_Problem statement_
Below are the records. List every line holding the word "name".

_Supplied records_
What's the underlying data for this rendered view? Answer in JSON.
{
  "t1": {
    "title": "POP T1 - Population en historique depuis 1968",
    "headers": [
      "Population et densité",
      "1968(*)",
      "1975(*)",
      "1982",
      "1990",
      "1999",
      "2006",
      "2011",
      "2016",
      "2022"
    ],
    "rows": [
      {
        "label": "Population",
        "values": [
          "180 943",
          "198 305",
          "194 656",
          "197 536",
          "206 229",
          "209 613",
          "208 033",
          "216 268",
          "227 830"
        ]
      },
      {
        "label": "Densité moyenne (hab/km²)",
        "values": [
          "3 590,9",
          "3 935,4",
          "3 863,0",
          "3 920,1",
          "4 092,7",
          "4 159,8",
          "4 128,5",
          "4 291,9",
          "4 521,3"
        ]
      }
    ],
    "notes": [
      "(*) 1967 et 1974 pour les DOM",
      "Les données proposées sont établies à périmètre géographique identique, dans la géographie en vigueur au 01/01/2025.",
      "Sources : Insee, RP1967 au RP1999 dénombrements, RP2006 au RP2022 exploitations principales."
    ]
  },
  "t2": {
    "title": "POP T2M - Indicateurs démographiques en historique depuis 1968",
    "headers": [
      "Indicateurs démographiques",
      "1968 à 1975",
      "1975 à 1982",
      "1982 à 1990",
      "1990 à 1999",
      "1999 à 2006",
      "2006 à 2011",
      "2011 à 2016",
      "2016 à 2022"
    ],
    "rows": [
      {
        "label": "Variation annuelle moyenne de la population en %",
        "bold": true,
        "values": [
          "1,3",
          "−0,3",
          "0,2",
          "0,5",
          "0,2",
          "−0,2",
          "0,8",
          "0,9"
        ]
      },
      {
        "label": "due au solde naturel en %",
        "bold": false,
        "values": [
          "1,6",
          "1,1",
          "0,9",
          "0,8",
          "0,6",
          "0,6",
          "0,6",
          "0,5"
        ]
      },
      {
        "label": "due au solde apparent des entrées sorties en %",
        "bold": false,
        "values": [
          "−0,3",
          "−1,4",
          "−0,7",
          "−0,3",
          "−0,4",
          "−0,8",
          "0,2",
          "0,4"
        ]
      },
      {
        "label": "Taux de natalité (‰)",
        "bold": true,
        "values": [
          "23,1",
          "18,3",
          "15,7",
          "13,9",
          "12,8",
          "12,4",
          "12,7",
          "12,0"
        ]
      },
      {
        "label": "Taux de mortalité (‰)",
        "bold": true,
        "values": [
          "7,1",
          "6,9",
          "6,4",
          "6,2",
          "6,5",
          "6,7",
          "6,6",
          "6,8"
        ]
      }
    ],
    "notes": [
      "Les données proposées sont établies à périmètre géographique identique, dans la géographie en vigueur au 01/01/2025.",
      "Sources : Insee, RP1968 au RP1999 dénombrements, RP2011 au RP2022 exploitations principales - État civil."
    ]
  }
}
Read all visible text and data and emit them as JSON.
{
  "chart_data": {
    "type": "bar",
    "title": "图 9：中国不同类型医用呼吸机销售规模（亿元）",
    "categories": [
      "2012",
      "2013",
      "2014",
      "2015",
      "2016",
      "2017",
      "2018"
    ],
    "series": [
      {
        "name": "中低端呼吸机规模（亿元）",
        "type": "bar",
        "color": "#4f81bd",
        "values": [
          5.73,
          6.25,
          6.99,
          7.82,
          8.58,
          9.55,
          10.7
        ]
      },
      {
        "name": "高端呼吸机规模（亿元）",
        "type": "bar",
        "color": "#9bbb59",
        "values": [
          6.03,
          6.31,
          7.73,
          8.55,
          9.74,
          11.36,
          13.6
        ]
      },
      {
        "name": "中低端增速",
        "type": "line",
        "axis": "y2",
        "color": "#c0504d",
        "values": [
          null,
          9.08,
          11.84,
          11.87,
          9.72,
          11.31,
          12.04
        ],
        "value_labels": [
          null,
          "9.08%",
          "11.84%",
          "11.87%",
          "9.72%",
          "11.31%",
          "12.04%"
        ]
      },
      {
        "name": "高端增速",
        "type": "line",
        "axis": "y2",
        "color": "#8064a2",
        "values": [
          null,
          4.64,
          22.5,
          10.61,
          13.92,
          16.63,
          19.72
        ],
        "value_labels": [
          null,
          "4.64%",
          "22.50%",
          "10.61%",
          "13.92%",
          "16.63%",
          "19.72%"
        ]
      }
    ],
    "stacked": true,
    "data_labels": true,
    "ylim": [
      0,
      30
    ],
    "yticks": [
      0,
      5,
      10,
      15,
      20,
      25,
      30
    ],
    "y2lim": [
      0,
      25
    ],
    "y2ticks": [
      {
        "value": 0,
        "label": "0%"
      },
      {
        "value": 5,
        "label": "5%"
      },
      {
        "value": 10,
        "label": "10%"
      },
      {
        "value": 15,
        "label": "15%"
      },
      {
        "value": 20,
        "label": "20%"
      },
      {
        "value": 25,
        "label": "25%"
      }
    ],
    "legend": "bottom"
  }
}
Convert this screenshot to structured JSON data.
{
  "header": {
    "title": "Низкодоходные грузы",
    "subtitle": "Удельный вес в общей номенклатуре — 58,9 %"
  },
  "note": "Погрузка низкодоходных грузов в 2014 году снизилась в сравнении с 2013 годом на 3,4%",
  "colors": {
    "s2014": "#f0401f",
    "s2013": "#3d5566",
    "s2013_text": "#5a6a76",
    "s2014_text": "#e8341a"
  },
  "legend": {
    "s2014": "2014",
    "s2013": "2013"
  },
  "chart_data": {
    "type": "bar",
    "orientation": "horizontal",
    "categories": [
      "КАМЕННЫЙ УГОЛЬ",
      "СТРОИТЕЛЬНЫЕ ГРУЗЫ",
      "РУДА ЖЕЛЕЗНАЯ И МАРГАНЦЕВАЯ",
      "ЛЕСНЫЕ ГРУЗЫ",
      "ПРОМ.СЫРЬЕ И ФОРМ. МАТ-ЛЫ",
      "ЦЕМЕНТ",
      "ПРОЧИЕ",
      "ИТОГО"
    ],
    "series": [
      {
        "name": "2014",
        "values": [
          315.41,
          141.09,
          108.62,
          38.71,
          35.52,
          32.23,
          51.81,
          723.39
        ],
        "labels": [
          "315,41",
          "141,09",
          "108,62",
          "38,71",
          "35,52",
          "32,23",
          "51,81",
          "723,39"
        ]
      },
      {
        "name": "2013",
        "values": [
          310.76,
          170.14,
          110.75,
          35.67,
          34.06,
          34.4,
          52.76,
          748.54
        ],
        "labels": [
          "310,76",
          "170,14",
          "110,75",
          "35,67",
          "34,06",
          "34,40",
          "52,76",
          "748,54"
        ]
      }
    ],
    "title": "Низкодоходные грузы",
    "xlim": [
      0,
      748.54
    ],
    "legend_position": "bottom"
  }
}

_Answer below_
        "name": "中低端呼吸机规模（亿元）",
        "name": "高端呼吸机规模（亿元）",
        "name": "中低端增速",
        "name": "高端增速",
        "name": "2014",
        "name": "2013",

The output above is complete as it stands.